Return each entry exactly, omitting nothing.
___ MATERIAL FOR THIS EXERCISE
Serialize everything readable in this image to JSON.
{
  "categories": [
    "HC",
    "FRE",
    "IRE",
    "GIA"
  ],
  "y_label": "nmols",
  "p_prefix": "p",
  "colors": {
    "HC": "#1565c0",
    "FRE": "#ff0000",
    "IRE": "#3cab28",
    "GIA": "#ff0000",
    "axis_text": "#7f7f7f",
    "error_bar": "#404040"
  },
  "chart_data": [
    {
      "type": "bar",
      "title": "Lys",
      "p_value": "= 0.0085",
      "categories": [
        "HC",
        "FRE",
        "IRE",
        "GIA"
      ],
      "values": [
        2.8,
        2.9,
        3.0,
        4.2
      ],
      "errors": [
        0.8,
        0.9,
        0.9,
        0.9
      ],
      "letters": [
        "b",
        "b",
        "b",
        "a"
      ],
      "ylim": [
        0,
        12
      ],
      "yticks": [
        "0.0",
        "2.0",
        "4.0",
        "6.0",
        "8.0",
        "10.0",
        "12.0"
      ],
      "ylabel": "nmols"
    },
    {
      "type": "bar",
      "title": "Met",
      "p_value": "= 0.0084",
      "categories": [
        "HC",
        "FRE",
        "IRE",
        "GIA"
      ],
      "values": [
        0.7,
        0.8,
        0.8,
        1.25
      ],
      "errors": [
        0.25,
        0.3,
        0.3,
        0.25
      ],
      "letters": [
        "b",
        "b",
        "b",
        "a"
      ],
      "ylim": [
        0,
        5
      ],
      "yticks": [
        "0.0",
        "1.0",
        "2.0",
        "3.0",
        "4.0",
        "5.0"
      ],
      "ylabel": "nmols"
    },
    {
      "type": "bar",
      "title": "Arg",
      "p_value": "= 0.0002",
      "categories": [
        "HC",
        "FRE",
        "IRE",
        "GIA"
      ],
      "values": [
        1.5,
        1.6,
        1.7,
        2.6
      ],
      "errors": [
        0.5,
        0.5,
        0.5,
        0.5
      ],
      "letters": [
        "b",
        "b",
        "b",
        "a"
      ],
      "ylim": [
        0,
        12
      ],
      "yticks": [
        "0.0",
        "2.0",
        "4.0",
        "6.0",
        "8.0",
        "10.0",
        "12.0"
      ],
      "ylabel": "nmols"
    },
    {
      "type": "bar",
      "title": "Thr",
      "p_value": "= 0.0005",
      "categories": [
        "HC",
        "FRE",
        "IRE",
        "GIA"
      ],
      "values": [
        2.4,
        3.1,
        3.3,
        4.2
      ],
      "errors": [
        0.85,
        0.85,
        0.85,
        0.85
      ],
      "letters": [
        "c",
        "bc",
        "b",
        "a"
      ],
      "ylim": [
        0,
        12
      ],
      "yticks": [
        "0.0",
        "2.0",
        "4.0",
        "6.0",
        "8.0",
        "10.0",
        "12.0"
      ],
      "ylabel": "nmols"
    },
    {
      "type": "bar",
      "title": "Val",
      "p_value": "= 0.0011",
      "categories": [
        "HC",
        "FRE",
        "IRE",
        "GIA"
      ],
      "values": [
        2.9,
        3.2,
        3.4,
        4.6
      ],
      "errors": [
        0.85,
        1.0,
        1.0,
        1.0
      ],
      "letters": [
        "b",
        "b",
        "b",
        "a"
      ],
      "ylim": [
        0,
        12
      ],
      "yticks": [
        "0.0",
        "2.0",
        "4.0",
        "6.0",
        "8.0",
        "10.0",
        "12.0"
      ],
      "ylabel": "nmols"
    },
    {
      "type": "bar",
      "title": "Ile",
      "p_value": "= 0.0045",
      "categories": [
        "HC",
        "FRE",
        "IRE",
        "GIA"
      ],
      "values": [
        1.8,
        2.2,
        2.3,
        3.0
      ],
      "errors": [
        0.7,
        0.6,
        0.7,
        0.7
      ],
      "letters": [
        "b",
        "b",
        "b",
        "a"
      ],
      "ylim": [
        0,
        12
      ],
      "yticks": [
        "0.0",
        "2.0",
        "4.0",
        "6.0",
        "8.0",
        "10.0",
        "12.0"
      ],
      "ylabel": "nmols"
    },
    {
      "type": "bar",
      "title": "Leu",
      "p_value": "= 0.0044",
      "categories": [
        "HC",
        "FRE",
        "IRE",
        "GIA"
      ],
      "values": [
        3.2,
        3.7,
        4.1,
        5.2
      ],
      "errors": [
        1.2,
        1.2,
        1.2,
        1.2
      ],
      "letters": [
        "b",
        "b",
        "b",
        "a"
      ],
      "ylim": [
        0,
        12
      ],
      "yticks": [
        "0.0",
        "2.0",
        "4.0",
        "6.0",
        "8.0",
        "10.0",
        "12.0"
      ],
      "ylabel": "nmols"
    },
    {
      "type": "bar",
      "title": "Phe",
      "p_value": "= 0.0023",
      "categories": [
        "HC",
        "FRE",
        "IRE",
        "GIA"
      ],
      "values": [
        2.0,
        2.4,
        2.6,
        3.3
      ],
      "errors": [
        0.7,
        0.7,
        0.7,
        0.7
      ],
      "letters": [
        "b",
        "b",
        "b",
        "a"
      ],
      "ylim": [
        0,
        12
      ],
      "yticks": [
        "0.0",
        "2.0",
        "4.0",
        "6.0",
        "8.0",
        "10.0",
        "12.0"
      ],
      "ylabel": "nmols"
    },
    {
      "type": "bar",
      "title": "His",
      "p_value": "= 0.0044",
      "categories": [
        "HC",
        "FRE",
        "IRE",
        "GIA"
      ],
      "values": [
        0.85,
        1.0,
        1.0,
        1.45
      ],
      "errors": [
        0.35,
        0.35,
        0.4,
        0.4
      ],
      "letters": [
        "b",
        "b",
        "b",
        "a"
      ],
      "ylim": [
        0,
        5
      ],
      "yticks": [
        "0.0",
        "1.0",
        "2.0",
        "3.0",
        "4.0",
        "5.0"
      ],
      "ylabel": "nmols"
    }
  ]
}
______
*SOLUTION FOR THIS PROBLEM*
Serialize everything readable in this image to JSON.
{
  "categories": [
    "HC",
    "FRE",
    "IRE",
    "GIA"
  ],
  "y_label": "nmols",
  "p_prefix": "p",
  "colors": {
    "HC": "#1565c0",
    "FRE": "#ff0000",
    "IRE": "#3cab28",
    "GIA": "#ff0000",
    "axis_text": "#7f7f7f",
    "error_bar": "#404040"
  },
  "chart_data": [
    {
      "type": "bar",
      "title": "Lys",
      "p_value": "= 0.0085",
      "categories": [
        "HC",
        "FRE",
        "IRE",
        "GIA"
      ],
      "values": [
        2.8,
        2.9,
        3.0,
        4.2
      ],
      "errors": [
        0.8,
        0.9,
        0.9,
        0.9
      ],
      "letters": [
        "b",
        "b",
        "b",
        "a"
      ],
      "ylim": [
        0,
        12
      ],
      "yticks": [
        "0.0",
        "2.0",
        "4.0",
        "6.0",
        "8.0",
        "10.0",
        "12.0"
      ],
      "ylabel": "nmols"
    },
    {
      "type": "bar",
      "title": "Met",
      "p_value": "= 0.0084",
      "categories": [
        "HC",
        "FRE",
        "IRE",
        "GIA"
      ],
      "values": [
        0.7,
        0.8,
        0.8,
        1.25
      ],
      "errors": [
        0.25,
        0.3,
        0.3,
        0.25
      ],
      "letters": [
        "b",
        "b",
        "b",
        "a"
      ],
      "ylim": [
        0,
        5
      ],
      "yticks": [
        "0.0",
        "1.0",
        "2.0",
        "3.0",
        "4.0",
        "5.0"
      ],
      "ylabel": "nmols"
    },
    {
      "type": "bar",
      "title": "Arg",
      "p_value": "= 0.0002",
      "categories": [
        "HC",
        "FRE",
        "IRE",
        "GIA"
      ],
      "values": [
        1.5,
        1.6,
        1.7,
        2.6
      ],
      "errors": [
        0.5,
        0.5,
        0.5,
        0.5
      ],
      "letters": [
        "b",
        "b",
        "b",
        "a"
      ],
      "ylim": [
        0,
        12
      ],
      "yticks": [
        "0.0",
        "2.0",
        "4.0",
        "6.0",
        "8.0",
        "10.0",
        "12.0"
      ],
      "ylabel": "nmols"
    },
    {
      "type": "bar",
      "title": "Thr",
      "p_value": "= 0.0005",
      "categories": [
        "HC",
        "FRE",
        "IRE",
        "GIA"
      ],
      "values": [
        2.4,
        3.1,
        3.3,
        4.2
      ],
      "errors": [
        0.85,
        0.85,
        0.85,
        0.85
      ],
      "letters": [
        "c",
        "bc",
        "b",
        "a"
      ],
      "ylim": [
        0,
        12
      ],
      "yticks": [
        "0.0",
        "2.0",
        "4.0",
        "6.0",
        "8.0",
        "10.0",
        "12.0"
      ],
      "ylabel": "nmols"
    },
    {
      "type": "bar",
      "title": "Val",
      "p_value": "= 0.0011",
      "categories": [
        "HC",
        "FRE",
        "IRE",
        "GIA"
      ],
      "values": [
        2.9,
        3.2,
        3.4,
        4.6
      ],
      "errors": [
        0.85,
        1.0,
        1.0,
        1.0
      ],
      "letters": [
        "b",
        "b",
        "b",
        "a"
      ],
      "ylim": [
        0,
        12
      ],
      "yticks": [
        "0.0",
        "2.0",
        "4.0",
        "6.0",
        "8.0",
        "10.0",
        "12.0"
      ],
      "ylabel": "nmols"
    },
    {
      "type": "bar",
      "title": "Ile",
      "p_value": "= 0.0045",
      "categories": [
        "HC",
        "FRE",
        "IRE",
        "GIA"
      ],
      "values": [
        1.8,
        2.2,
        2.3,
        3.0
      ],
      "errors": [
        0.7,
        0.6,
        0.7,
        0.7
      ],
      "letters": [
        "b",
        "b",
        "b",
        "a"
      ],
      "ylim": [
        0,
        12
      ],
      "yticks": [
        "0.0",
        "2.0",
        "4.0",
        "6.0",
        "8.0",
        "10.0",
        "12.0"
      ],
      "ylabel": "nmols"
    },
    {
      "type": "bar",
      "title": "Leu",
      "p_value": "= 0.0044",
      "categories": [
        "HC",
        "FRE",
        "IRE",
        "GIA"
      ],
      "values": [
        3.2,
        3.7,
        4.1,
        5.2
      ],
      "errors": [
        1.2,
        1.2,
        1.2,
        1.2
      ],
      "letters": [
        "b",
        "b",
        "b",
        "a"
      ],
      "ylim": [
        0,
        12
      ],
      "yticks": [
        "0.0",
        "2.0",
        "4.0",
        "6.0",
        "8.0",
        "10.0",
        "12.0"
      ],
      "ylabel": "nmols"
    },
    {
      "type": "bar",
      "title": "Phe",
      "p_value": "= 0.0023",
      "categories": [
        "HC",
        "FRE",
        "IRE",
        "GIA"
      ],
      "values": [
        2.0,
        2.4,
        2.6,
        3.3
      ],
      "errors": [
        0.7,
        0.7,
        0.7,
        0.7
      ],
      "letters": [
        "b",
        "b",
        "b",
        "a"
      ],
      "ylim": [
        0,
        12
      ],
      "yticks": [
        "0.0",
        "2.0",
        "4.0",
        "6.0",
        "8.0",
        "10.0",
        "12.0"
      ],
      "ylabel": "nmols"
    },
    {
      "type": "bar",
      "title": "His",
      "p_value": "= 0.0044",
      "categories": [
        "HC",
        "FRE",
        "IRE",
        "GIA"
      ],
      "values": [
        0.85,
        1.0,
        1.0,
        1.45
      ],
      "errors": [
        0.35,
        0.35,
        0.4,
        0.4
      ],
      "letters": [
        "b",
        "b",
        "b",
        "a"
      ],
      "ylim": [
        0,
        5
      ],
      "yticks": [
        "0.0",
        "1.0",
        "2.0",
        "3.0",
        "4.0",
        "5.0"
      ],
      "ylabel": "nmols"
    }
  ]
}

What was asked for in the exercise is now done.